▶ [Direction]:
Copy each line of the entries beneath that contains the word "JSON".

▶ [Raw data]:

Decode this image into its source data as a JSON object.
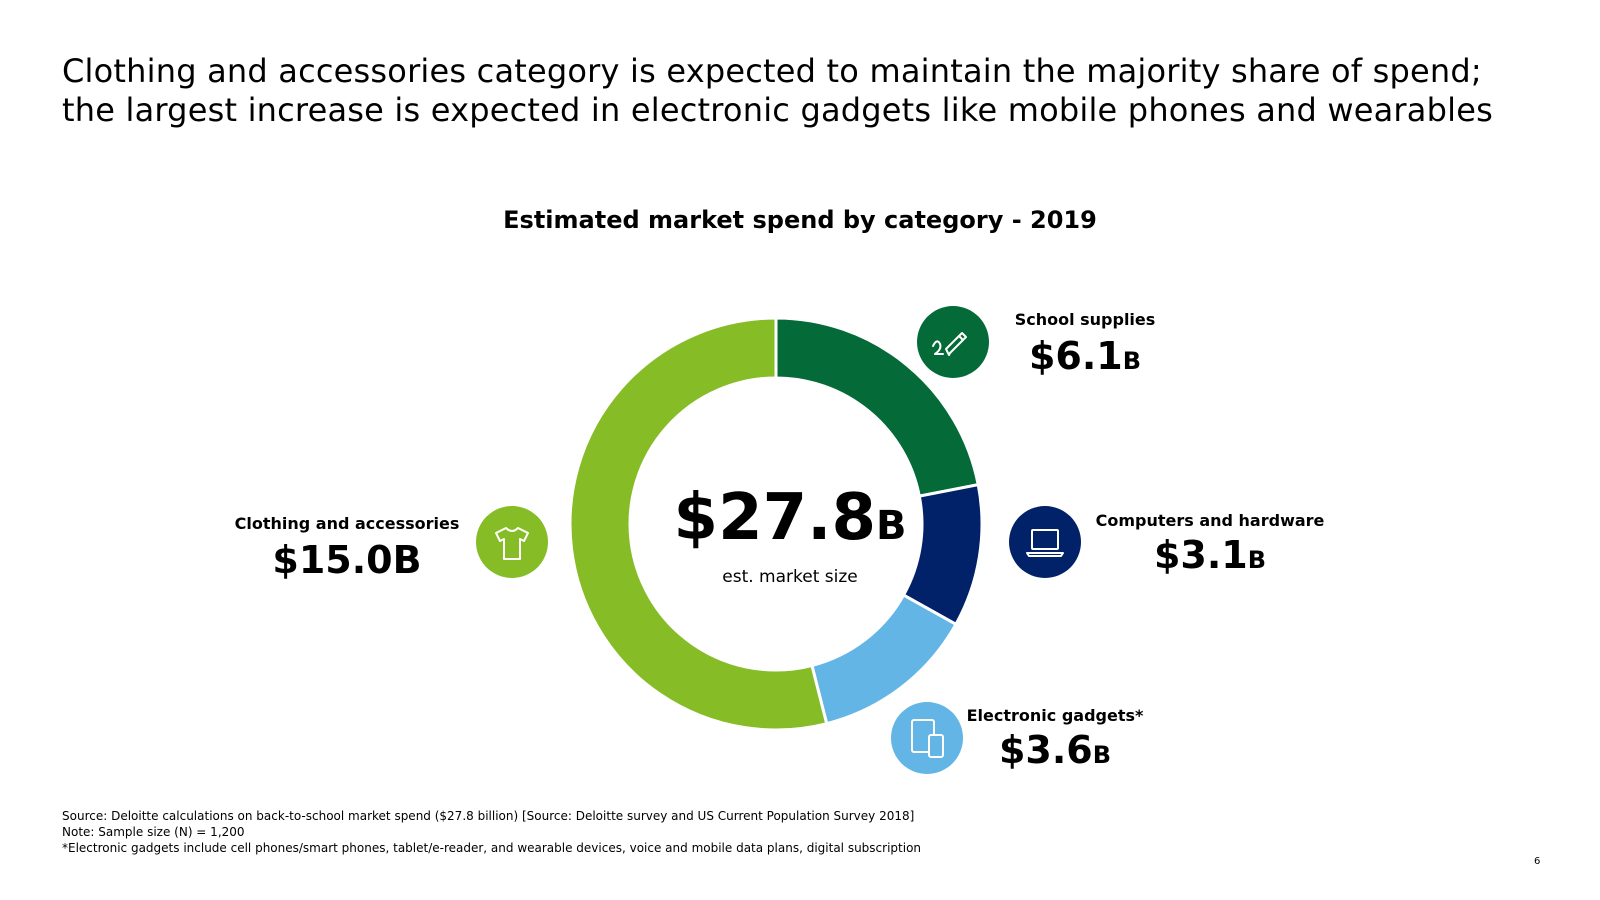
{
  "headline": {
    "line1": "Clothing and accessories category is expected to maintain the majority share of spend;",
    "line2": "the largest increase is expected in electronic gadgets like mobile phones and wearables"
  },
  "center": {
    "amount": "$27.8",
    "unit": "B",
    "label": "est. market size"
  },
  "colors": {
    "school": "#046A38",
    "computers": "#012169",
    "electronics": "#62B5E5",
    "clothing": "#86BC25"
  },
  "chart_data": {
    "type": "pie",
    "title": "Estimated market spend by category - 2019",
    "total": 27.8,
    "unit": "billion USD",
    "categories": [
      "School supplies",
      "Computers and hardware",
      "Electronic gadgets*",
      "Clothing and accessories"
    ],
    "values": [
      6.1,
      3.1,
      3.6,
      15.0
    ],
    "labels": [
      {
        "name": "School supplies",
        "amount": "$6.1",
        "unit": "B",
        "icon": "pencil-icon"
      },
      {
        "name": "Computers and hardware",
        "amount": "$3.1",
        "unit": "B",
        "icon": "laptop-icon"
      },
      {
        "name": "Electronic gadgets*",
        "amount": "$3.6",
        "unit": "B",
        "icon": "tablet-phone-icon"
      },
      {
        "name": "Clothing and accessories",
        "amount": "$15.0B",
        "unit": "",
        "icon": "tshirt-icon"
      }
    ]
  },
  "footnotes": {
    "source": "Source: Deloitte calculations on back-to-school market spend ($27.8 billion) [Source: Deloitte survey and US Current Population Survey 2018]",
    "note": "Note: Sample size (N) = 1,200",
    "asterisk": "*Electronic gadgets include cell phones/smart phones, tablet/e-reader, and wearable devices, voice and mobile data plans, digital subscription"
  },
  "page_number": "6"
}
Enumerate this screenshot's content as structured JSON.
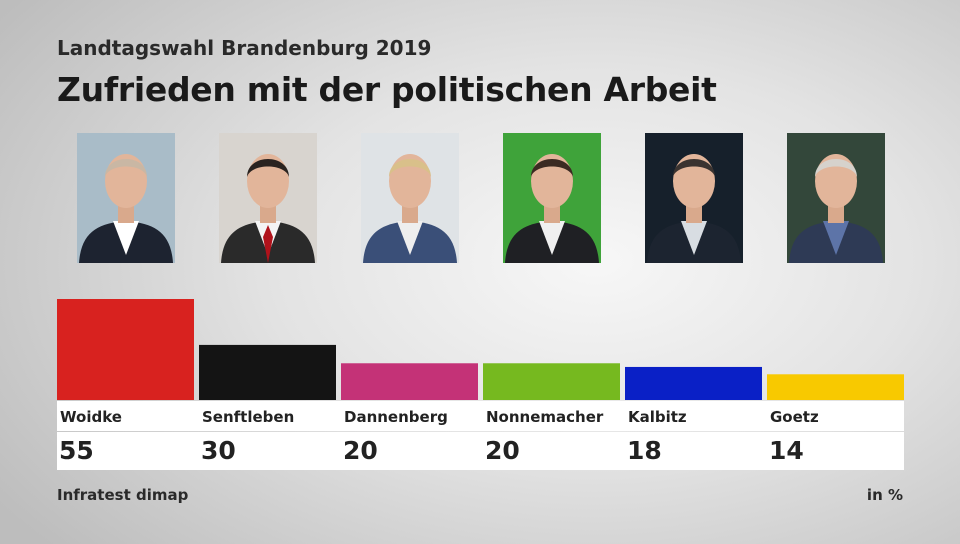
{
  "subtitle": "Landtagswahl Brandenburg 2019",
  "title": "Zufrieden mit der politischen Arbeit",
  "source": "Infratest dimap",
  "unit": "in %",
  "portraits": [
    {
      "name": "Woidke",
      "bg": "#a9bcc8",
      "suit": "#1d2330",
      "shirt": "#ffffff",
      "tie": null,
      "hair": "#c9b7a4"
    },
    {
      "name": "Senftleben",
      "bg": "#d8d4cf",
      "suit": "#2a2a2a",
      "shirt": "#f4f4f4",
      "tie": "#b0121b",
      "hair": "#2a2320"
    },
    {
      "name": "Dannenberg",
      "bg": "#dfe3e6",
      "suit": "#3a4f78",
      "shirt": "#eeeeee",
      "tie": null,
      "hair": "#d9c08a"
    },
    {
      "name": "Nonnemacher",
      "bg": "#3fa33a",
      "suit": "#1f2024",
      "shirt": "#f0f0f0",
      "tie": null,
      "hair": "#3b2a22"
    },
    {
      "name": "Kalbitz",
      "bg": "#16202b",
      "suit": "#1c2430",
      "shirt": "#d8dde2",
      "tie": null,
      "hair": "#3a3330"
    },
    {
      "name": "Goetz",
      "bg": "#33473a",
      "suit": "#2e3a55",
      "shirt": "#5d74a8",
      "tie": null,
      "hair": "#d6d2cc"
    }
  ],
  "chart_data": {
    "type": "bar",
    "title": "Zufrieden mit der politischen Arbeit",
    "subtitle": "Landtagswahl Brandenburg 2019",
    "categories": [
      "Woidke",
      "Senftleben",
      "Dannenberg",
      "Nonnemacher",
      "Kalbitz",
      "Goetz"
    ],
    "values": [
      55,
      30,
      20,
      20,
      18,
      14
    ],
    "colors": [
      "#d8221f",
      "#141414",
      "#c43277",
      "#76b91f",
      "#0a20c6",
      "#f8c900"
    ],
    "ylim": [
      0,
      55
    ],
    "unit": "in %",
    "grid": false,
    "legend": "none"
  }
}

▶ [Written answer]:
Decode this image into its source data as a JSON object.
Enumerate this screenshot's content as structured JSON.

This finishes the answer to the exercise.